Given records
▼
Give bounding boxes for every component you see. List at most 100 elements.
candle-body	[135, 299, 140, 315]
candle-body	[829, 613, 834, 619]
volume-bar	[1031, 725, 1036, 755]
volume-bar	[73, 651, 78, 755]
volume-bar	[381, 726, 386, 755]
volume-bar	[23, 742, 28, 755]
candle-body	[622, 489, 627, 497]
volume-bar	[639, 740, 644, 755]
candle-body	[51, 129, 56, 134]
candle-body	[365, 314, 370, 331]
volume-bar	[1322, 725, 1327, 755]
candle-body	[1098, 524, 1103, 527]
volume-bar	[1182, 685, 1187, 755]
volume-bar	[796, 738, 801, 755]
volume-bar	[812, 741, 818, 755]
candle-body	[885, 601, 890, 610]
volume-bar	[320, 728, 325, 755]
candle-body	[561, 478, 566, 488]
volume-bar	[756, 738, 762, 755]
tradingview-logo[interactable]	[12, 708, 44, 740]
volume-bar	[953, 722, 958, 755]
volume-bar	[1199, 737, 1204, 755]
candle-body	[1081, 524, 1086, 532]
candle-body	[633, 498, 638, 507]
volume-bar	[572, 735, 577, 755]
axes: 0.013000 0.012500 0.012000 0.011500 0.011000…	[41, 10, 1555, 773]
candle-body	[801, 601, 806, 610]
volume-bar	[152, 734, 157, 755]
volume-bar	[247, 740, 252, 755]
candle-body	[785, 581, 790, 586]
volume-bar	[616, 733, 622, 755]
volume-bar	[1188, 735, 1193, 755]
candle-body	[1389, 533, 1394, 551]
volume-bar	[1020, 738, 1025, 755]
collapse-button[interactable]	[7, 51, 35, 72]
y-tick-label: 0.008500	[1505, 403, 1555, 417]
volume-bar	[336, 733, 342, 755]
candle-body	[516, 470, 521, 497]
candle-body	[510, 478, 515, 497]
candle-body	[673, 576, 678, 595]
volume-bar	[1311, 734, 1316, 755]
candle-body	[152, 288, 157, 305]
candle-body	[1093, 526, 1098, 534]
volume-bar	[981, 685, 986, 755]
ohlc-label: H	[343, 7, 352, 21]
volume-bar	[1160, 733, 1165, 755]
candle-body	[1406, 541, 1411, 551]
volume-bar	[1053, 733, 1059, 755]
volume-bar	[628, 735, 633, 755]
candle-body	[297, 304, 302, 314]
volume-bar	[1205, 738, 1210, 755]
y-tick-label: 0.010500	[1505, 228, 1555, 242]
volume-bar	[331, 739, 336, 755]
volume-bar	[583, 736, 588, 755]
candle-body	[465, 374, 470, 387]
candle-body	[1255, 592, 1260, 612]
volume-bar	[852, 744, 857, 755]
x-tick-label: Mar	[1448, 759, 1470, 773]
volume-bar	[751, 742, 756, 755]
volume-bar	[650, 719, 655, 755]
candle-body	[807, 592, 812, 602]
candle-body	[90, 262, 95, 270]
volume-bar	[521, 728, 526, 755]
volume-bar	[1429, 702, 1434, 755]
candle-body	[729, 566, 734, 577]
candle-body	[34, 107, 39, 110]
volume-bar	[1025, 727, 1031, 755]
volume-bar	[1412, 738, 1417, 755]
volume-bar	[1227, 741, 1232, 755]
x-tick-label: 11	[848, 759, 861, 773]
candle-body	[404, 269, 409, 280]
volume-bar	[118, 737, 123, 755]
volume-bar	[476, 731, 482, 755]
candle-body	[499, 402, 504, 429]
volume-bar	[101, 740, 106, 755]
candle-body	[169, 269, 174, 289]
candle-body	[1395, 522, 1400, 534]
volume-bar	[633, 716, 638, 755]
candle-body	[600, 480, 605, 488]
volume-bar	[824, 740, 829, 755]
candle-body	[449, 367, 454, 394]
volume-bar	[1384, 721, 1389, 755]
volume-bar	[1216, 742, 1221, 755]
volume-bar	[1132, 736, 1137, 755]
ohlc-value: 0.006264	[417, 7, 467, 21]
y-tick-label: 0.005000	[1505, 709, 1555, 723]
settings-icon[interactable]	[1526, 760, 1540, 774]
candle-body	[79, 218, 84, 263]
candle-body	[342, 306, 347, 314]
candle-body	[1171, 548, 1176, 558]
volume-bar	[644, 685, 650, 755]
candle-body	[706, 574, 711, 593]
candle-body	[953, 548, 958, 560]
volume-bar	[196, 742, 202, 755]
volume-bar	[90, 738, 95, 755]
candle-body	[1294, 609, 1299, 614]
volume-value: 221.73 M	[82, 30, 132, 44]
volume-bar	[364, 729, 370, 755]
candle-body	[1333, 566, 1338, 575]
▲
▼
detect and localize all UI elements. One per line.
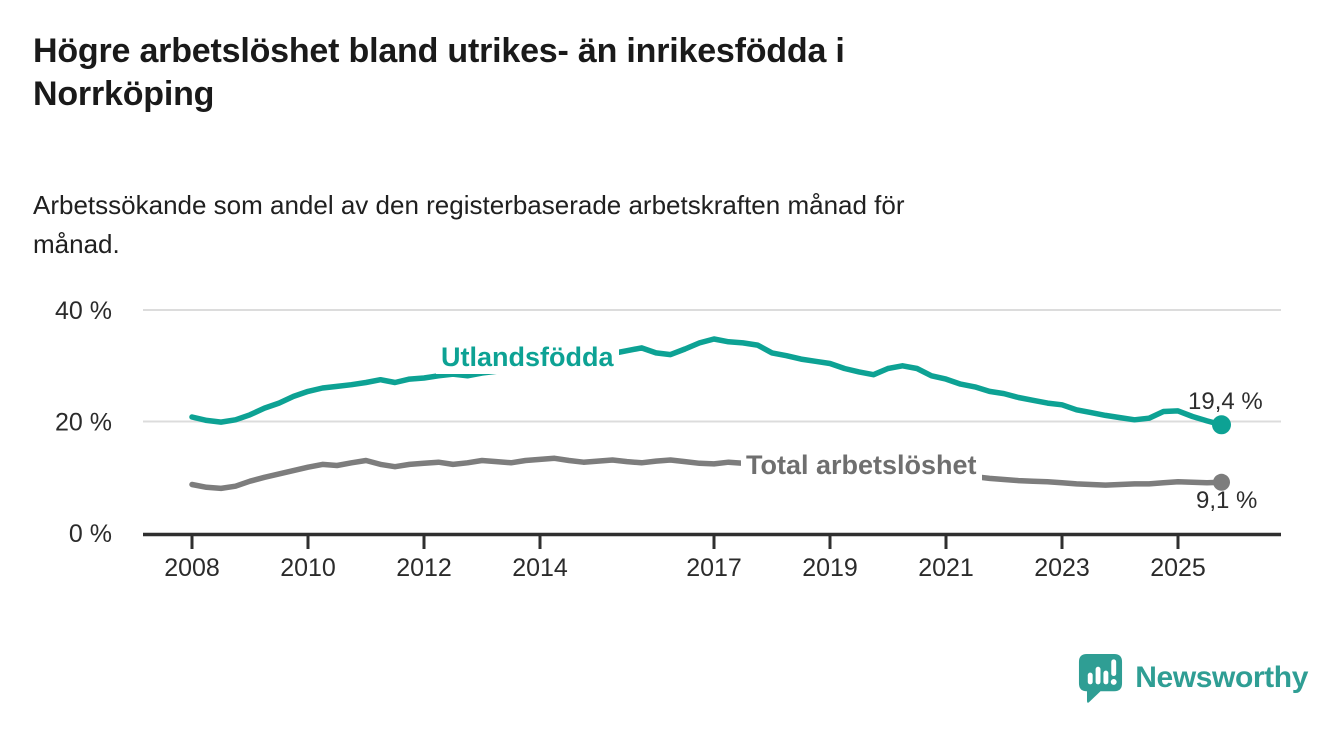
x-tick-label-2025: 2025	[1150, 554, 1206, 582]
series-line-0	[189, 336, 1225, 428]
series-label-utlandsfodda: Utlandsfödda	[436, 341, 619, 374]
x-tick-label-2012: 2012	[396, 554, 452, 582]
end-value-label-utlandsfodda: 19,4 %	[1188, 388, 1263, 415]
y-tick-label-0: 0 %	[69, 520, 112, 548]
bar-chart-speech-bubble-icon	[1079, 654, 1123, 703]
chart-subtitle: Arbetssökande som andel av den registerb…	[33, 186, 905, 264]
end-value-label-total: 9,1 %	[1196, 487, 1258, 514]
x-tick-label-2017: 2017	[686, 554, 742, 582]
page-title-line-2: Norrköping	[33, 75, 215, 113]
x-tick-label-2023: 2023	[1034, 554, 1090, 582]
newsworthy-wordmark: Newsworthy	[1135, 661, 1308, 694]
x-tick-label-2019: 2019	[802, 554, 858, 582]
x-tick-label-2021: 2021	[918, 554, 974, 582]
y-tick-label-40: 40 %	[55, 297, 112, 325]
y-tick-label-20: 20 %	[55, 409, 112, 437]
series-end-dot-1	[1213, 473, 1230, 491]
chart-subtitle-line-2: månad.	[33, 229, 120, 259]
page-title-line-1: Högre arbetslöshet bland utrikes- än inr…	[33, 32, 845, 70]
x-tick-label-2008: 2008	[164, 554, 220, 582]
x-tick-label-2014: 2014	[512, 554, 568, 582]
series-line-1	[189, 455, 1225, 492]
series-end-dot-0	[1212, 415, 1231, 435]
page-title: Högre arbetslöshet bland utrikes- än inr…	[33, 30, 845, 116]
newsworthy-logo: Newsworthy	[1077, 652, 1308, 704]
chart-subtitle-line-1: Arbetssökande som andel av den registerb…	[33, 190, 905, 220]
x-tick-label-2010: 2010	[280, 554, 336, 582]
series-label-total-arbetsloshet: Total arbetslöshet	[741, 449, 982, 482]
▲
Task directions
Repeat the stretch of records from the line that contains "Give bounding boxes" through the line that contains "524, 1086, 532]", including both of those lines.

Exercise output
Give bounding boxes for every component you see. List at most 100 elements.
candle-body	[135, 299, 140, 315]
candle-body	[829, 613, 834, 619]
volume-bar	[1031, 725, 1036, 755]
volume-bar	[73, 651, 78, 755]
volume-bar	[381, 726, 386, 755]
volume-bar	[23, 742, 28, 755]
candle-body	[622, 489, 627, 497]
volume-bar	[639, 740, 644, 755]
candle-body	[51, 129, 56, 134]
candle-body	[365, 314, 370, 331]
volume-bar	[1322, 725, 1327, 755]
candle-body	[1098, 524, 1103, 527]
volume-bar	[1182, 685, 1187, 755]
volume-bar	[796, 738, 801, 755]
volume-bar	[812, 741, 818, 755]
candle-body	[885, 601, 890, 610]
volume-bar	[320, 728, 325, 755]
candle-body	[561, 478, 566, 488]
volume-bar	[756, 738, 762, 755]
tradingview-logo[interactable]	[12, 708, 44, 740]
volume-bar	[953, 722, 958, 755]
volume-bar	[1199, 737, 1204, 755]
candle-body	[1081, 524, 1086, 532]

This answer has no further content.